> _Exercise requirements_: Write out the part of the ZFS database thread that begins with the words "desdiv · on" and ends after the words "Oracle data files.", keeping every character unchanged.

> _Supplied text_:
He claims ZFS is bad for databases - where is this documented?

desdiv · on Jan 3, 2015

I think he's referring to this:

https://bartsjerps.wordpress.com/2013/02/26/zfs-ora-database...

bcantrill · on Jan 3, 2015

From that post:

I will not make any comments on how this affects performance (I’ll save that for a future post). I also deliberately ignore ZFS caching and other optimizing features – the only thing I want to show right now is how much fragmentation is caused on physical disk by using ZFS for Oracle data files.

Any engineer should be able to appreciate why this is frustrating from the perspective of ZFS: if you're going to turn off all of the things added for performance, reasoning about performance isn't terribly interesting.

He did (kind of) post the promised follow up about eighteen months later[1], but it was running ancient ZFS bits (at least four years old when it was published) on a gallingly mistuned configuration (he only had 100M of ARC).

Again, what we know is our own experience from running Postgres on ZFS -- which has been refreshingly devoid of ZFS-related performance problems. And experience has taught me to trust my own production experience much more than naive microbenchmarking exercises...

[1] https://bartsjerps.wordpress.com/2014/08/11/oracle-asm-vs-zf...

> _Raw records_:
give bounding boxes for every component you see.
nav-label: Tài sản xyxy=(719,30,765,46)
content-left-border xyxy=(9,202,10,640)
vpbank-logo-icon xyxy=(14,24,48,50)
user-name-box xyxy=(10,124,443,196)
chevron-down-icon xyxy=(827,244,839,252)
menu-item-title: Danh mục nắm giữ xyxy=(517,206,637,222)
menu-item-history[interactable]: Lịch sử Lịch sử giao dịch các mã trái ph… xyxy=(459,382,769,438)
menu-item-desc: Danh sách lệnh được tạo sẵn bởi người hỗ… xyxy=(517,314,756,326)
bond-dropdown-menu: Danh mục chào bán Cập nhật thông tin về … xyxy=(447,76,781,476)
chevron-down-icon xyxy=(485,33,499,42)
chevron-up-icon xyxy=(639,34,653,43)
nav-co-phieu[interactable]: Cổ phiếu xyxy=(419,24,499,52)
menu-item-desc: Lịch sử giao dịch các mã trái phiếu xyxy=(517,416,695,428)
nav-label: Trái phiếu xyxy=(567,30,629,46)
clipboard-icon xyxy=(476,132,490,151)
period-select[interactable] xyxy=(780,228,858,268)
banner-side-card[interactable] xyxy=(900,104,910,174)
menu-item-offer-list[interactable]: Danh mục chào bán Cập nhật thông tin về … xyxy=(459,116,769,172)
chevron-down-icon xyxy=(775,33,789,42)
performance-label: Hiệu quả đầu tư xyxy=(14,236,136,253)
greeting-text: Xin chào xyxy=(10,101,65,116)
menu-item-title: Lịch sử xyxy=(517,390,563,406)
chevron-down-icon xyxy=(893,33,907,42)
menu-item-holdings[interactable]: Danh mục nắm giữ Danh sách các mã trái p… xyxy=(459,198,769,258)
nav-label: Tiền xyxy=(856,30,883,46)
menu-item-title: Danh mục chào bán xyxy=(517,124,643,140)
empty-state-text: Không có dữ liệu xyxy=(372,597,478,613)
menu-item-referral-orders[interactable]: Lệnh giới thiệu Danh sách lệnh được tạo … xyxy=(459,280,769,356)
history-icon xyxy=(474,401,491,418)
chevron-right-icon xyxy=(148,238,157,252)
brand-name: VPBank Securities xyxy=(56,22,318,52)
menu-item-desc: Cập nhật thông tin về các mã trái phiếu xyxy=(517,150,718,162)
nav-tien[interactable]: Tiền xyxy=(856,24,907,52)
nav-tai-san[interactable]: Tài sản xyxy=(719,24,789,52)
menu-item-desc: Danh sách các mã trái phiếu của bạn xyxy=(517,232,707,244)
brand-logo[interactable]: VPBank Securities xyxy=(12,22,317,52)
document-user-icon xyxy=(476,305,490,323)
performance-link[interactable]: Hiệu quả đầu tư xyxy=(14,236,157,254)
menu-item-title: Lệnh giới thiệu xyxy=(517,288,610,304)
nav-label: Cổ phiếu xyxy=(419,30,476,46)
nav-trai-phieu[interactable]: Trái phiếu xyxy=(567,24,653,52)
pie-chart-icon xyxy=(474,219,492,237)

> _Written solution_:
desdiv · on Jan 3, 2015

I think he's referring to this:

https://bartsjerps.wordpress.com/2013/02/26/zfs-ora-database...

bcantrill · on Jan 3, 2015

From that post:

I will not make any comments on how this affects performance (I’ll save that for a future post). I also deliberately ignore ZFS caching and other optimizing features – the only thing I want to show right now is how much fragmentation is caused on physical disk by using ZFS for Oracle data files.